What to produce: Search the listing for the string "eligible" and copy every line that contains it.

Records from a dataset:
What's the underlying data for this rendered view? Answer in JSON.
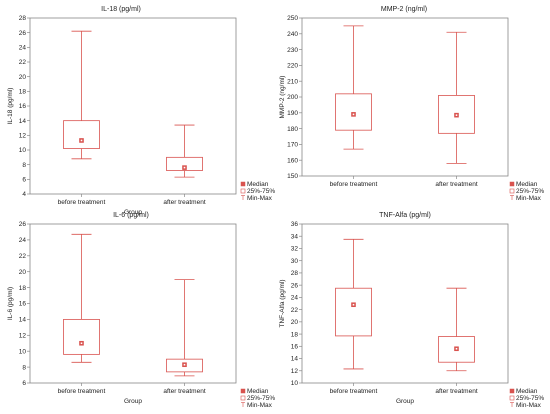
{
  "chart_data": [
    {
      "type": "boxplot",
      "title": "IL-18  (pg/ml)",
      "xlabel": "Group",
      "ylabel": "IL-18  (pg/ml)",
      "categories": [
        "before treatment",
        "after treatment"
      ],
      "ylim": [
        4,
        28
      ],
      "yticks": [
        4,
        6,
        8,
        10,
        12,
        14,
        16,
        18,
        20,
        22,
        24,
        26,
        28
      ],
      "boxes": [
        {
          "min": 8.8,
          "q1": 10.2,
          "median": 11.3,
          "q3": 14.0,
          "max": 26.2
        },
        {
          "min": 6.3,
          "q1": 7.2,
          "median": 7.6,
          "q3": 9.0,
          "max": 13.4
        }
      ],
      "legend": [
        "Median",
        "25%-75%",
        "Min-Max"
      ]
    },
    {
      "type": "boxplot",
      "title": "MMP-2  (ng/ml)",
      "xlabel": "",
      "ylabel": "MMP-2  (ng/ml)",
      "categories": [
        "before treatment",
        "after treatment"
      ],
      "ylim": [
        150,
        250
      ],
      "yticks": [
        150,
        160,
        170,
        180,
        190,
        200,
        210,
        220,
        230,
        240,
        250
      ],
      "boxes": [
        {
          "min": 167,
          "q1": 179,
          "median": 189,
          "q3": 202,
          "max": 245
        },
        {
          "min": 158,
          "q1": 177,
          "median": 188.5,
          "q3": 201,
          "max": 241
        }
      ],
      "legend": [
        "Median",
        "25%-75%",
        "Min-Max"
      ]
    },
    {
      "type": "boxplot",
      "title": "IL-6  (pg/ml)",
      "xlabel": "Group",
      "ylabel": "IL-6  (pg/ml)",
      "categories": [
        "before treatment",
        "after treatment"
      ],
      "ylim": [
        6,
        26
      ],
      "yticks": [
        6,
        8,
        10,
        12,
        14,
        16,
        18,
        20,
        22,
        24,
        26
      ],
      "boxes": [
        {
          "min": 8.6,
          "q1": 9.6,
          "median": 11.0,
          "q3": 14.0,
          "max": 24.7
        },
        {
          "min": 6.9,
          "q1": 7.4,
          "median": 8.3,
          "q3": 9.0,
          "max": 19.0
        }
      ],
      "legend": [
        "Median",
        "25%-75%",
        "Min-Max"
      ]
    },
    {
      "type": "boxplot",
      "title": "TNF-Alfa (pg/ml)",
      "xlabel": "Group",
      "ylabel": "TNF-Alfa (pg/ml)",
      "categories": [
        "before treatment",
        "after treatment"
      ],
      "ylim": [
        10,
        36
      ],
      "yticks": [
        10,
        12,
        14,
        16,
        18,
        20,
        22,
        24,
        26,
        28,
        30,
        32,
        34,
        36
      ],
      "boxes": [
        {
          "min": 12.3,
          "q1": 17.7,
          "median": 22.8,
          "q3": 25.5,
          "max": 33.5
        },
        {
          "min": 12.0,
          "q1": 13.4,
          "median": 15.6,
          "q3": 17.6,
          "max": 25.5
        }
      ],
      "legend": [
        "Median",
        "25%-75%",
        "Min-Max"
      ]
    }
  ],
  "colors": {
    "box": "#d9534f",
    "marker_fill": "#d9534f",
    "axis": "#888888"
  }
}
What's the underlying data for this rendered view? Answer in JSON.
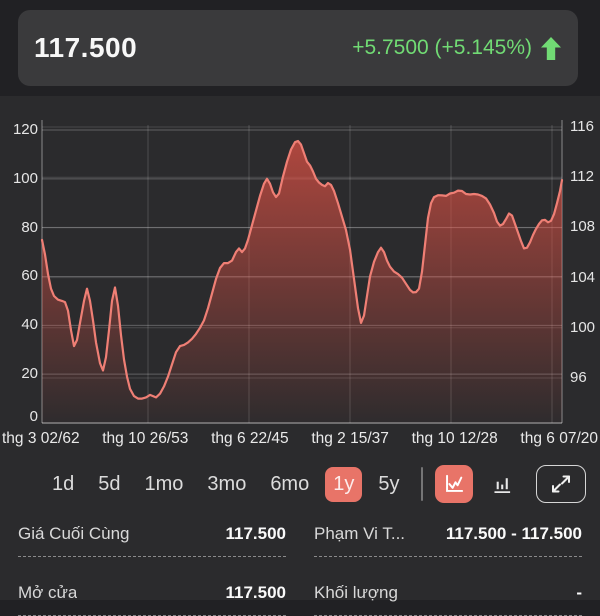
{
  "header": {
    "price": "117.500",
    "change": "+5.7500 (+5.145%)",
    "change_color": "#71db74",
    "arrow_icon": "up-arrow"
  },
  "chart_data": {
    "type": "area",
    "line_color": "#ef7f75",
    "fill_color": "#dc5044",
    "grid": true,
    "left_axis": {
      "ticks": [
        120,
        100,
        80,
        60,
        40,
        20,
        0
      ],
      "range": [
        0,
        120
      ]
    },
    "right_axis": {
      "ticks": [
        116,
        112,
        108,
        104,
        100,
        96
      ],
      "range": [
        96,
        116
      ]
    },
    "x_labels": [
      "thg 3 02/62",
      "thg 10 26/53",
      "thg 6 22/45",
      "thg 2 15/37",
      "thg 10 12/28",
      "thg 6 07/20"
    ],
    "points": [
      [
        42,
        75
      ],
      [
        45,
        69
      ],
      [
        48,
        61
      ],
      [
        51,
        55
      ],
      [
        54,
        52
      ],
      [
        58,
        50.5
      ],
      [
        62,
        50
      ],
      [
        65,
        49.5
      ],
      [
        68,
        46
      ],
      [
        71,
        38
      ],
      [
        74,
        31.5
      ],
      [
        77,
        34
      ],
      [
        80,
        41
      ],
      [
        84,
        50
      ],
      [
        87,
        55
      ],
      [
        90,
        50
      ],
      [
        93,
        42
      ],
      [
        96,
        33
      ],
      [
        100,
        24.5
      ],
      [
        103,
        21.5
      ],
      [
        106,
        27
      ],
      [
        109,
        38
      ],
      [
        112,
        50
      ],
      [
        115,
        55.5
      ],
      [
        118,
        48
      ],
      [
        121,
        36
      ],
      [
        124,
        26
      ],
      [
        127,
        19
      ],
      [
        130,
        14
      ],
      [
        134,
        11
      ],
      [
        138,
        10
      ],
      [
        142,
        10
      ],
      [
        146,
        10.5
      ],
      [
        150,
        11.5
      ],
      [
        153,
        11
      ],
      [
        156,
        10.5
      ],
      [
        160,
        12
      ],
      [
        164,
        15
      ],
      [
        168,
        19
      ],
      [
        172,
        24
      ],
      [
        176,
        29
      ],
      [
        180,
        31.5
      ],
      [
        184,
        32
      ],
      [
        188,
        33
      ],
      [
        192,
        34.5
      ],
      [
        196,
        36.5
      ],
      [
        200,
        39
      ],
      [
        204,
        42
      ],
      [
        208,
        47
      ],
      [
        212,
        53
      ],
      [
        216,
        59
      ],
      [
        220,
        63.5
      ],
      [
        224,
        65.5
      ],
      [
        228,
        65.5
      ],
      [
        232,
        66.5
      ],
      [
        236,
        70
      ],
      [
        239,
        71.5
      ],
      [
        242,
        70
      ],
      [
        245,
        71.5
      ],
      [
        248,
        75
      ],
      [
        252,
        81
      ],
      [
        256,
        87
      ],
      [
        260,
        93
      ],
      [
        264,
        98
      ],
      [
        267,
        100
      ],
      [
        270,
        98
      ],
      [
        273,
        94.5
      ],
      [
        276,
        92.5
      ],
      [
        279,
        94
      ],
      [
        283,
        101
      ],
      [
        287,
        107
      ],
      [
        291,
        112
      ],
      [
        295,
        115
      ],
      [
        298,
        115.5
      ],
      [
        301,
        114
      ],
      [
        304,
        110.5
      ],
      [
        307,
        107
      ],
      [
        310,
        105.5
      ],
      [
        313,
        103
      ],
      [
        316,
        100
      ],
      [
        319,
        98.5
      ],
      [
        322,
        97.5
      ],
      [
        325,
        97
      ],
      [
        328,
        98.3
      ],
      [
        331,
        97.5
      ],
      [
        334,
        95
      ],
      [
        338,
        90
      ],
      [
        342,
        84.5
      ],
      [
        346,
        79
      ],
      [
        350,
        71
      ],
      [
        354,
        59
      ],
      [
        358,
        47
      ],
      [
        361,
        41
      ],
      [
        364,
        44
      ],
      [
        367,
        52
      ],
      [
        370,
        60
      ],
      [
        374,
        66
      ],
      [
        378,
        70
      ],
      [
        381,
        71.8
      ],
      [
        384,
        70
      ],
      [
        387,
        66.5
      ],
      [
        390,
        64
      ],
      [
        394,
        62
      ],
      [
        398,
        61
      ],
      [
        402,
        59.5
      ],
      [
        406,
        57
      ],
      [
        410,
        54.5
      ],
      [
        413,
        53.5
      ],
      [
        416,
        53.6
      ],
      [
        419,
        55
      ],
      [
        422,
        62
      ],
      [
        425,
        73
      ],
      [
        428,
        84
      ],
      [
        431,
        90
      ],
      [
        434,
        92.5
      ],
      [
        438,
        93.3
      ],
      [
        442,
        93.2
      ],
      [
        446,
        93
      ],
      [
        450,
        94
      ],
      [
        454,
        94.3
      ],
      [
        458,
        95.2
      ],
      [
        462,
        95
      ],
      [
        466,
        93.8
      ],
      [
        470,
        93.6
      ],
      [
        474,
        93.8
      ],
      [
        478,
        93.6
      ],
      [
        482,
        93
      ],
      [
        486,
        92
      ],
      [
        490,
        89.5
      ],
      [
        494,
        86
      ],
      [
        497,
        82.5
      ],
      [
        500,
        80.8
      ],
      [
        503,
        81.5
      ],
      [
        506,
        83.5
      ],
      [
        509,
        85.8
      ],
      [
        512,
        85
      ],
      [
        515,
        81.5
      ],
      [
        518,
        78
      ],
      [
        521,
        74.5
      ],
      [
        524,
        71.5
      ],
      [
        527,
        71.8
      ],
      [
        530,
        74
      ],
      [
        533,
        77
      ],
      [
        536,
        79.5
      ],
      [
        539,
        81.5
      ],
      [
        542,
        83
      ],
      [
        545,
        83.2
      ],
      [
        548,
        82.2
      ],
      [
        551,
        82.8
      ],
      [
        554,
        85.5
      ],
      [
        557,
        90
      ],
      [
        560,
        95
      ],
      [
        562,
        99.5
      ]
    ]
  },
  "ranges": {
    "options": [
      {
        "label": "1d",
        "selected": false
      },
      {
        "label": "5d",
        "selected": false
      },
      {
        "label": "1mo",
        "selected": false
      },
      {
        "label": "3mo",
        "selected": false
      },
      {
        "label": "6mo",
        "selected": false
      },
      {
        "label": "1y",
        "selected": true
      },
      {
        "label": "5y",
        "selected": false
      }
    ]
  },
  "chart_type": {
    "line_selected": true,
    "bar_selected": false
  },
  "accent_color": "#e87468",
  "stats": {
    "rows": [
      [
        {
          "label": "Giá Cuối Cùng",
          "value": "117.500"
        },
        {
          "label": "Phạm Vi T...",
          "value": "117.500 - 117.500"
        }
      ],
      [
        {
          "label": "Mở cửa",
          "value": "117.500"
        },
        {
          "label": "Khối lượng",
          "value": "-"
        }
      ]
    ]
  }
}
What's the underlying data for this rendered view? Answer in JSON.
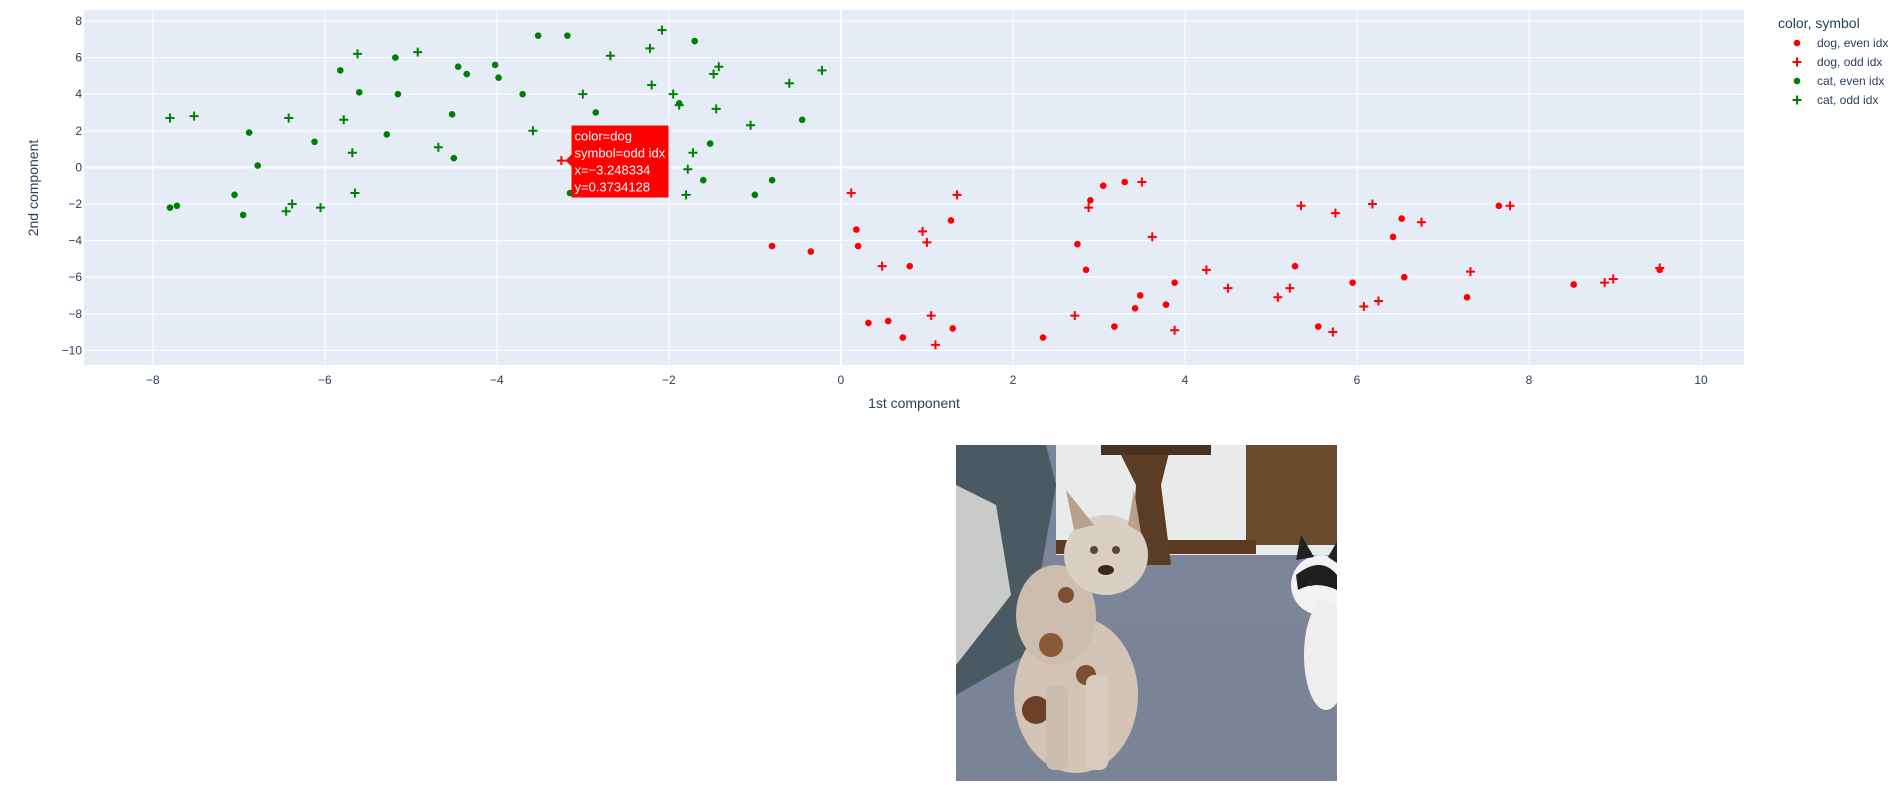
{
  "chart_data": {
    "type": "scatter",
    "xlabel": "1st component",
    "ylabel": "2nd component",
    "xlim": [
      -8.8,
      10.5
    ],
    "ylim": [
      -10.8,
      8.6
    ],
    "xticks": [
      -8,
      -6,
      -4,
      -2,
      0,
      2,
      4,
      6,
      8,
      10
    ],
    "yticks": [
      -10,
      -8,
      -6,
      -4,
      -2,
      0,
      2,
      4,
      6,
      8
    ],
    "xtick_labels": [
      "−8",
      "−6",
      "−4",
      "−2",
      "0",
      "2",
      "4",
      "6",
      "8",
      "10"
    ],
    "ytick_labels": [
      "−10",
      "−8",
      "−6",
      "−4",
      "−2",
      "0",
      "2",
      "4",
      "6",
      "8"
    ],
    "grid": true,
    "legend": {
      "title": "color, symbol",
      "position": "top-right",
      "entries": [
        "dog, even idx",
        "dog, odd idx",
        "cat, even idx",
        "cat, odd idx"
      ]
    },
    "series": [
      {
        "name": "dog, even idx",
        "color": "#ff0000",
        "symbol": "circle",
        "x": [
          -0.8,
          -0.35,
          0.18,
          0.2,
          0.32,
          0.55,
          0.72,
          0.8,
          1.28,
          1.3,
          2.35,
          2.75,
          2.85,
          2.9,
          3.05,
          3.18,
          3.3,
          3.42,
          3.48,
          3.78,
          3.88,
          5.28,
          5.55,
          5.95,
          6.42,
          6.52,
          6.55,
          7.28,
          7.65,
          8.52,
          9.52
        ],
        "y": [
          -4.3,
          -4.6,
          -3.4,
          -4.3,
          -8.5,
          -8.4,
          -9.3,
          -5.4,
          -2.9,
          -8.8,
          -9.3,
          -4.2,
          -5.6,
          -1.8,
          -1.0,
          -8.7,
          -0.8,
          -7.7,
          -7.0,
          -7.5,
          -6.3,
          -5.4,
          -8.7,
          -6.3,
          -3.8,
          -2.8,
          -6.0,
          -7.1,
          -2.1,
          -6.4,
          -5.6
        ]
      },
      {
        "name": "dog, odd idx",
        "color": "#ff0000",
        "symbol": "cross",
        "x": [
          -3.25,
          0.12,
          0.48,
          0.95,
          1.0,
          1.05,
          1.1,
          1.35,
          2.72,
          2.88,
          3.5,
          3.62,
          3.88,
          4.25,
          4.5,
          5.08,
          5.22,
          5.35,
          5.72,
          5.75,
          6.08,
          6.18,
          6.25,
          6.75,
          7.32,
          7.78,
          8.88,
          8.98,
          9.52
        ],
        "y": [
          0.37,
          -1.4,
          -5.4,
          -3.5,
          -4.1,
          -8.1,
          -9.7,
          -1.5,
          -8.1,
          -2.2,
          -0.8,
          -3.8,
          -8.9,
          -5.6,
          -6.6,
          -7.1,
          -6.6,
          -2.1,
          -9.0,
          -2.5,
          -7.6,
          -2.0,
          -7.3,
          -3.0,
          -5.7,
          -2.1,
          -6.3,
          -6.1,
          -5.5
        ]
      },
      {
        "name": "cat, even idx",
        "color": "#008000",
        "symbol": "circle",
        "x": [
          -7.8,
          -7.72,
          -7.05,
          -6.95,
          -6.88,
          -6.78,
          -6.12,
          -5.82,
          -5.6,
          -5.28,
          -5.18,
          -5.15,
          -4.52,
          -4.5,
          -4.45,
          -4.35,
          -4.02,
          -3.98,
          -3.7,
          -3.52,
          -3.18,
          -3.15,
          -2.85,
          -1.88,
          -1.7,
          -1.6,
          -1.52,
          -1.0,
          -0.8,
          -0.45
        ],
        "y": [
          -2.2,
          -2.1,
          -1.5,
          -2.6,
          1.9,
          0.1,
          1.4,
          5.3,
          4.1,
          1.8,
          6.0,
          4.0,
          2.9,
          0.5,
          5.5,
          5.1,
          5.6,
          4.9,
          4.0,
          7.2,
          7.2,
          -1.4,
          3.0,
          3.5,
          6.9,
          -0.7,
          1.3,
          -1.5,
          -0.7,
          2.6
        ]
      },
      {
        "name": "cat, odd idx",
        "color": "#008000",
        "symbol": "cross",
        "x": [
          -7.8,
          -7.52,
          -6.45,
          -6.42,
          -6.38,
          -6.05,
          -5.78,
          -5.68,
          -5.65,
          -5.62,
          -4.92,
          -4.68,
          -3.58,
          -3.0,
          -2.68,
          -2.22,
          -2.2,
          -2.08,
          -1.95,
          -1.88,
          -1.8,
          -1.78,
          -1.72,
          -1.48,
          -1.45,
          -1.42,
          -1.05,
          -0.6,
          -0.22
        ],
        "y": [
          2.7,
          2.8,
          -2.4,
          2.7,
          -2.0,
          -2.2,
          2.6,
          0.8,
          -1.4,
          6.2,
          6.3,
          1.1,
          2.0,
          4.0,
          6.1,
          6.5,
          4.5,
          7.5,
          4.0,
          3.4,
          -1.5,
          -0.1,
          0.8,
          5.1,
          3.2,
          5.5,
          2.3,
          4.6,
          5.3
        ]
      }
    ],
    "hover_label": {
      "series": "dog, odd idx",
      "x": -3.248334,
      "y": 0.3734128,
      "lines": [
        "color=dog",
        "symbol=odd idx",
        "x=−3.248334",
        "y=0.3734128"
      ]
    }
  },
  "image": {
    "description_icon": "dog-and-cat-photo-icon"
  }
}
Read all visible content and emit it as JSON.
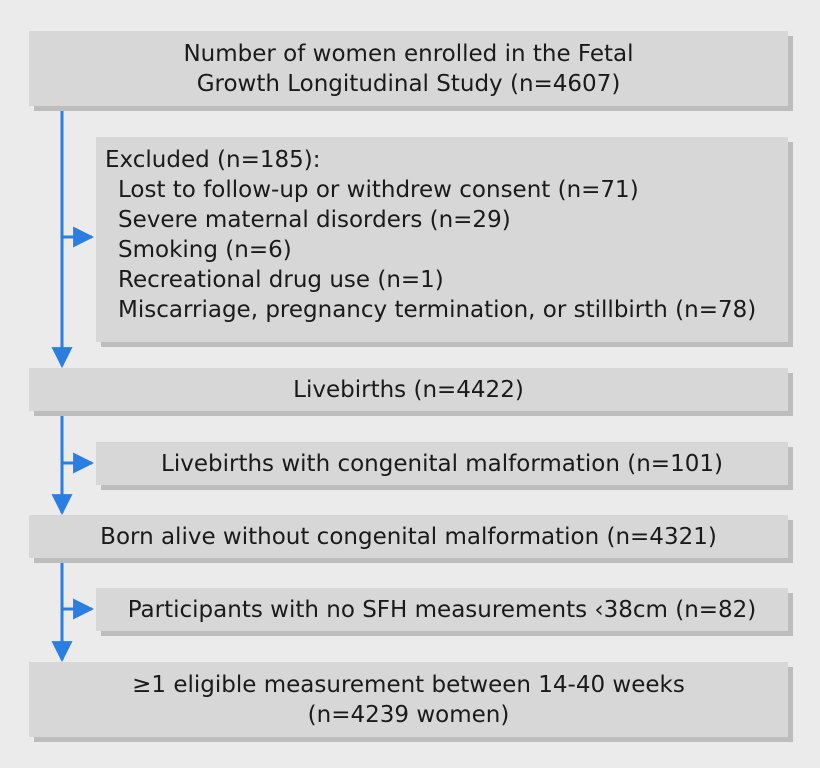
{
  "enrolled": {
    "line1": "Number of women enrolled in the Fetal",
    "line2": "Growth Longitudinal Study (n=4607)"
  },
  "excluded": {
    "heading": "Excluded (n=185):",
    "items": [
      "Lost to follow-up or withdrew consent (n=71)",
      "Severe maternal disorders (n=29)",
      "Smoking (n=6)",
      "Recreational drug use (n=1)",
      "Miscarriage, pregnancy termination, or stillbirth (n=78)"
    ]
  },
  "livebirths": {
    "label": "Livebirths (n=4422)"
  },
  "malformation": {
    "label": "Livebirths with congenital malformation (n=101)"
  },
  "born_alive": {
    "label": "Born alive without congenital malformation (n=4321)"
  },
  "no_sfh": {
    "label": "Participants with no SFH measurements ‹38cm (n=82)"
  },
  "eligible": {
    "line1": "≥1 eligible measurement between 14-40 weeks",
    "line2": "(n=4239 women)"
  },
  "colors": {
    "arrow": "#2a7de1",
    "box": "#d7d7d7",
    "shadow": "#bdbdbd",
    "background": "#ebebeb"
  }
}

Complete response:
  "eligible": {
    "line1": "≥1 eligible measurement between 14-40 weeks",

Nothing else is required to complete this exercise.